#### WHAT TO PRODUCE
Give the entries back exactly, dropping each image.

#### TASK DATA
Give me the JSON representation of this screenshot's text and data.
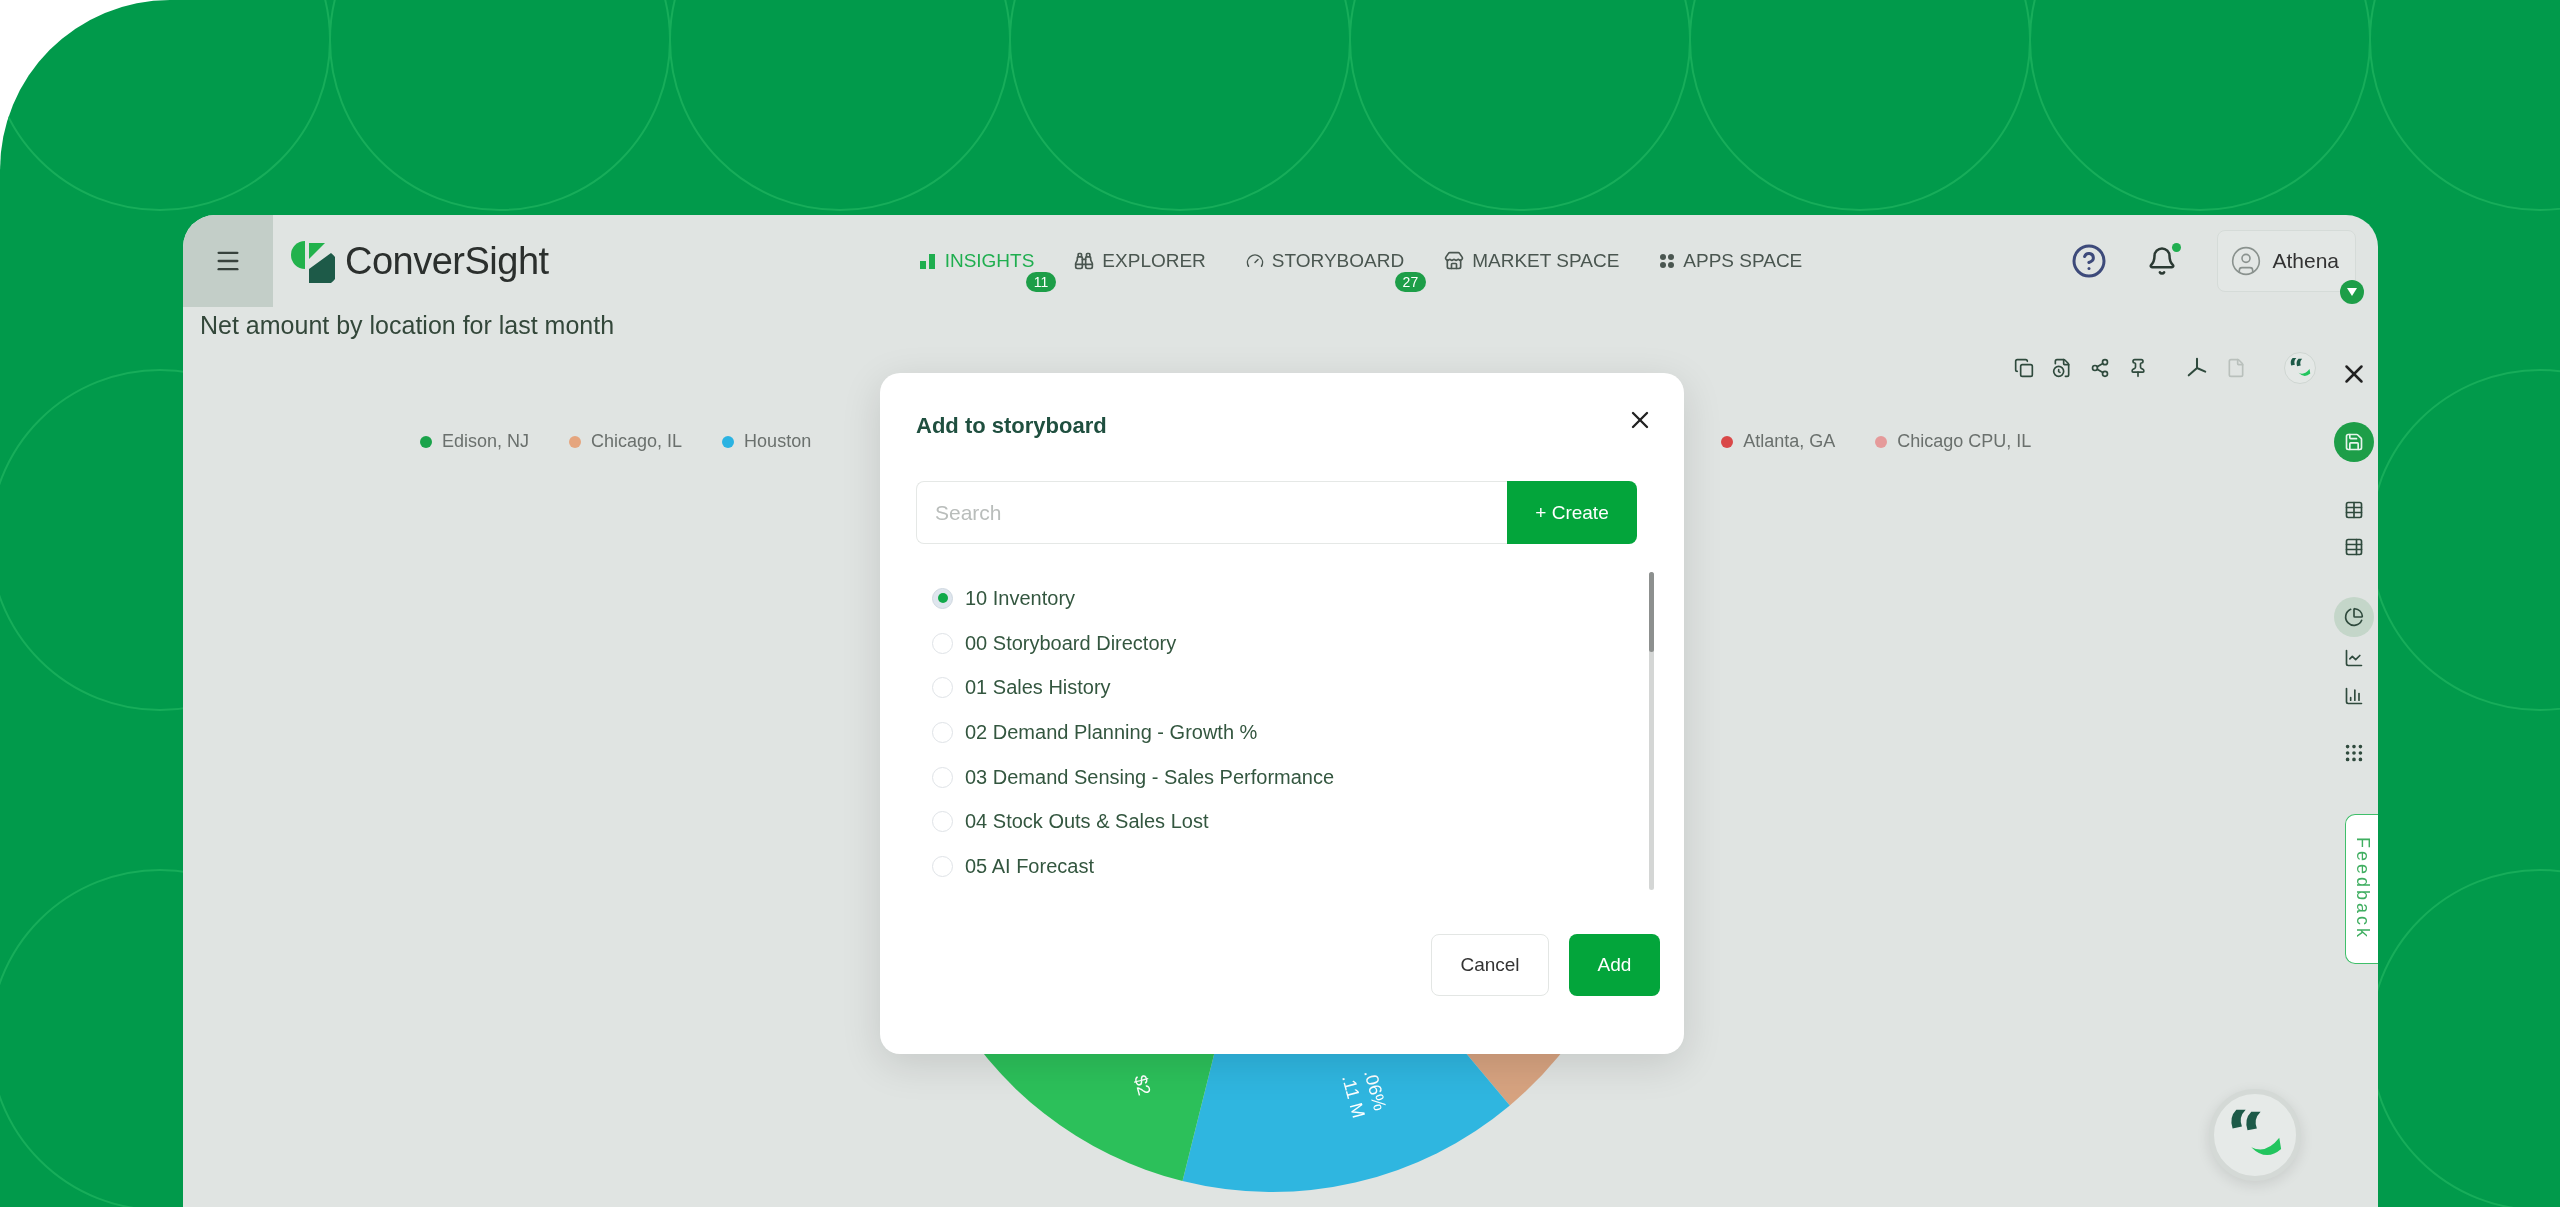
{
  "app": {
    "brand": "ConverSight"
  },
  "nav": [
    {
      "label": "INSIGHTS",
      "selected": true,
      "badge": "11"
    },
    {
      "label": "EXPLORER",
      "selected": false
    },
    {
      "label": "STORYBOARD",
      "selected": false,
      "badge": "27"
    },
    {
      "label": "MARKET SPACE",
      "selected": false
    },
    {
      "label": "APPS SPACE",
      "selected": false
    }
  ],
  "notifications": {
    "unread": true
  },
  "user": {
    "name": "Athena"
  },
  "page_title": "Net amount by location for last month",
  "xlsx_export": {
    "disabled": true
  },
  "legend": [
    {
      "label": "Edison, NJ",
      "color": "#1aa34a"
    },
    {
      "label": "Chicago, IL",
      "color": "#e5a57e"
    },
    {
      "label": "Houston",
      "color": "#2bb3e2"
    },
    {
      "label": "Atlanta, GA",
      "color": "#d94848"
    },
    {
      "label": "Chicago CPU, IL",
      "color": "#e59a9a"
    }
  ],
  "chart": {
    "slice_labels": [
      "$2",
      ".06%",
      ".11 M"
    ]
  },
  "chart_types": [
    {
      "selected": false
    },
    {
      "selected": false
    },
    {
      "selected": true
    },
    {
      "selected": false
    },
    {
      "selected": false
    }
  ],
  "feedback_tab": "Feedback",
  "dialog": {
    "title": "Add to storyboard",
    "search": {
      "placeholder": "Search"
    },
    "create_button": "+ Create",
    "options": [
      {
        "label": "10 Inventory",
        "selected": true
      },
      {
        "label": "00 Storyboard Directory",
        "selected": false
      },
      {
        "label": "01 Sales History",
        "selected": false
      },
      {
        "label": "02 Demand Planning - Growth %",
        "selected": false
      },
      {
        "label": "03 Demand Sensing - Sales Performance",
        "selected": false
      },
      {
        "label": "04 Stock Outs & Sales Lost",
        "selected": false
      },
      {
        "label": "05 AI Forecast",
        "selected": false
      }
    ],
    "cancel_button": "Cancel",
    "confirm_button": "Add"
  }
}
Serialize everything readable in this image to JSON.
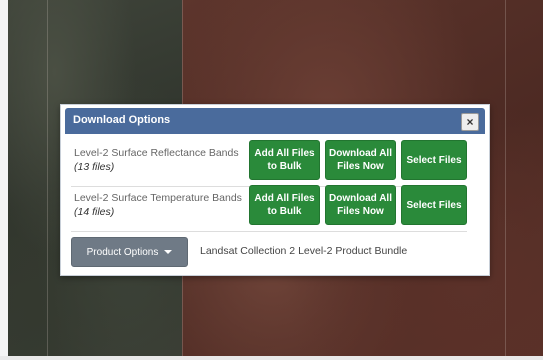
{
  "modal": {
    "title": "Download Options",
    "close_label": "×"
  },
  "bands": [
    {
      "name": "Level-2 Surface Reflectance Bands",
      "count": "(13 files)",
      "add_bulk": "Add All Files to Bulk",
      "download_now": "Download All Files Now",
      "select_files": "Select Files"
    },
    {
      "name": "Level-2 Surface Temperature Bands",
      "count": "(14 files)",
      "add_bulk": "Add All Files to Bulk",
      "download_now": "Download All Files Now",
      "select_files": "Select Files"
    }
  ],
  "product": {
    "button_label": "Product Options",
    "bundle_name": "Landsat Collection 2 Level-2 Product Bundle"
  },
  "colors": {
    "header": "#4a6b9c",
    "action_green": "#2a8a3a",
    "product_button": "#6f7a86"
  },
  "icons": {
    "close": "close-icon",
    "dropdown": "chevron-down-icon"
  }
}
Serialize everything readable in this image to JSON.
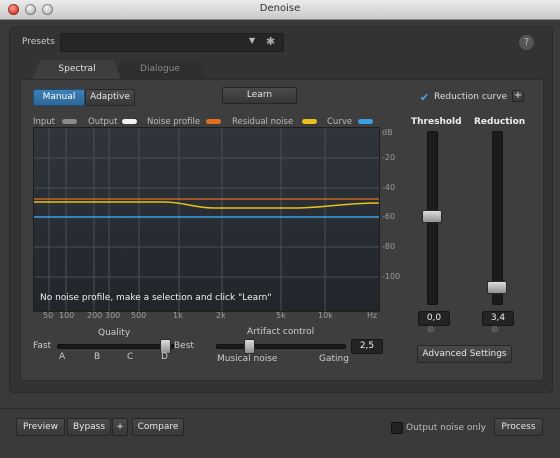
{
  "window": {
    "title": "Denoise"
  },
  "presets": {
    "label": "Presets",
    "value": "",
    "help": "?"
  },
  "tabs": [
    {
      "label": "Spectral"
    },
    {
      "label": "Dialogue"
    }
  ],
  "mode": {
    "manual": "Manual",
    "adaptive": "Adaptive",
    "selected": "Manual"
  },
  "learn_label": "Learn",
  "reduction_curve": {
    "label": "Reduction curve",
    "checked": true,
    "plus": "+"
  },
  "legend": [
    {
      "label": "Input",
      "color": "#8a8a8a"
    },
    {
      "label": "Output",
      "color": "#f2f2f2"
    },
    {
      "label": "Noise profile",
      "color": "#e07020"
    },
    {
      "label": "Residual noise",
      "color": "#e8c020"
    },
    {
      "label": "Curve",
      "color": "#3aa0e6"
    }
  ],
  "graph": {
    "db_ticks": [
      "dB",
      "-20",
      "-40",
      "-60",
      "-80",
      "-100"
    ],
    "freq_ticks": [
      "50",
      "100",
      "200",
      "300",
      "500",
      "1k",
      "2k",
      "5k",
      "10k",
      "Hz"
    ],
    "message": "No noise profile, make a selection and click \"Learn\""
  },
  "threshold": {
    "label": "Threshold",
    "value": "0,0"
  },
  "reduction": {
    "label": "Reduction",
    "value": "3,4"
  },
  "quality": {
    "label": "Quality",
    "fast": "Fast",
    "best": "Best",
    "marks": [
      "A",
      "B",
      "C",
      "D"
    ],
    "selected": "D"
  },
  "artifact": {
    "label": "Artifact control",
    "value": "2,5",
    "left": "Musical noise",
    "right": "Gating"
  },
  "advanced_label": "Advanced Settings",
  "bottom": {
    "preview": "Preview",
    "bypass": "Bypass",
    "plus": "+",
    "compare": "Compare",
    "output_noise_only": "Output noise only",
    "process": "Process"
  }
}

#### FULL SOLUTION
Give me the JSON representation of this screenshot's text and data.
{
  "app": {
    "brand": "ConverSight"
  },
  "nav": [
    {
      "label": "INSIGHTS",
      "selected": true,
      "badge": "11"
    },
    {
      "label": "EXPLORER",
      "selected": false
    },
    {
      "label": "STORYBOARD",
      "selected": false,
      "badge": "27"
    },
    {
      "label": "MARKET SPACE",
      "selected": false
    },
    {
      "label": "APPS SPACE",
      "selected": false
    }
  ],
  "notifications": {
    "unread": true
  },
  "user": {
    "name": "Athena"
  },
  "page_title": "Net amount by location for last month",
  "xlsx_export": {
    "disabled": true
  },
  "legend": [
    {
      "label": "Edison, NJ",
      "color": "#1aa34a"
    },
    {
      "label": "Chicago, IL",
      "color": "#e5a57e"
    },
    {
      "label": "Houston",
      "color": "#2bb3e2"
    },
    {
      "label": "Atlanta, GA",
      "color": "#d94848"
    },
    {
      "label": "Chicago CPU, IL",
      "color": "#e59a9a"
    }
  ],
  "chart": {
    "slice_labels": [
      "$2",
      ".06%",
      ".11 M"
    ]
  },
  "chart_types": [
    {
      "selected": false
    },
    {
      "selected": false
    },
    {
      "selected": true
    },
    {
      "selected": false
    },
    {
      "selected": false
    }
  ],
  "feedback_tab": "Feedback",
  "dialog": {
    "title": "Add to storyboard",
    "search": {
      "placeholder": "Search"
    },
    "create_button": "+ Create",
    "options": [
      {
        "label": "10 Inventory",
        "selected": true
      },
      {
        "label": "00 Storyboard Directory",
        "selected": false
      },
      {
        "label": "01 Sales History",
        "selected": false
      },
      {
        "label": "02 Demand Planning - Growth %",
        "selected": false
      },
      {
        "label": "03 Demand Sensing - Sales Performance",
        "selected": false
      },
      {
        "label": "04 Stock Outs & Sales Lost",
        "selected": false
      },
      {
        "label": "05 AI Forecast",
        "selected": false
      }
    ],
    "cancel_button": "Cancel",
    "confirm_button": "Add"
  }
}
Serialize everything readable in this image to JSON.
{
  "modal": {
    "title": "Download Options",
    "close_label": "×"
  },
  "bands": [
    {
      "name": "Level-2 Surface Reflectance Bands",
      "count": "(13 files)",
      "add_bulk": "Add All Files to Bulk",
      "download_now": "Download All Files Now",
      "select_files": "Select Files"
    },
    {
      "name": "Level-2 Surface Temperature Bands",
      "count": "(14 files)",
      "add_bulk": "Add All Files to Bulk",
      "download_now": "Download All Files Now",
      "select_files": "Select Files"
    }
  ],
  "product": {
    "button_label": "Product Options",
    "bundle_name": "Landsat Collection 2 Level-2 Product Bundle"
  },
  "colors": {
    "header": "#4a6b9c",
    "action_green": "#2a8a3a",
    "product_button": "#6f7a86"
  },
  "icons": {
    "close": "close-icon",
    "dropdown": "chevron-down-icon"
  }
}
Serialize everything readable in this image to JSON.
{
  "window": {
    "title": "Denoise"
  },
  "presets": {
    "label": "Presets",
    "value": "",
    "help": "?"
  },
  "tabs": [
    {
      "label": "Spectral"
    },
    {
      "label": "Dialogue"
    }
  ],
  "mode": {
    "manual": "Manual",
    "adaptive": "Adaptive",
    "selected": "Manual"
  },
  "learn_label": "Learn",
  "reduction_curve": {
    "label": "Reduction curve",
    "checked": true,
    "plus": "+"
  },
  "legend": [
    {
      "label": "Input",
      "color": "#8a8a8a"
    },
    {
      "label": "Output",
      "color": "#f2f2f2"
    },
    {
      "label": "Noise profile",
      "color": "#e07020"
    },
    {
      "label": "Residual noise",
      "color": "#e8c020"
    },
    {
      "label": "Curve",
      "color": "#3aa0e6"
    }
  ],
  "graph": {
    "db_ticks": [
      "dB",
      "-20",
      "-40",
      "-60",
      "-80",
      "-100"
    ],
    "freq_ticks": [
      "50",
      "100",
      "200",
      "300",
      "500",
      "1k",
      "2k",
      "5k",
      "10k",
      "Hz"
    ],
    "message": "No noise profile, make a selection and click \"Learn\""
  },
  "threshold": {
    "label": "Threshold",
    "value": "0,0"
  },
  "reduction": {
    "label": "Reduction",
    "value": "3,4"
  },
  "quality": {
    "label": "Quality",
    "fast": "Fast",
    "best": "Best",
    "marks": [
      "A",
      "B",
      "C",
      "D"
    ],
    "selected": "D"
  },
  "artifact": {
    "label": "Artifact control",
    "value": "2,5",
    "left": "Musical noise",
    "right": "Gating"
  },
  "advanced_label": "Advanced Settings",
  "bottom": {
    "preview": "Preview",
    "bypass": "Bypass",
    "plus": "+",
    "compare": "Compare",
    "output_noise_only": "Output noise only",
    "process": "Process"
  }
}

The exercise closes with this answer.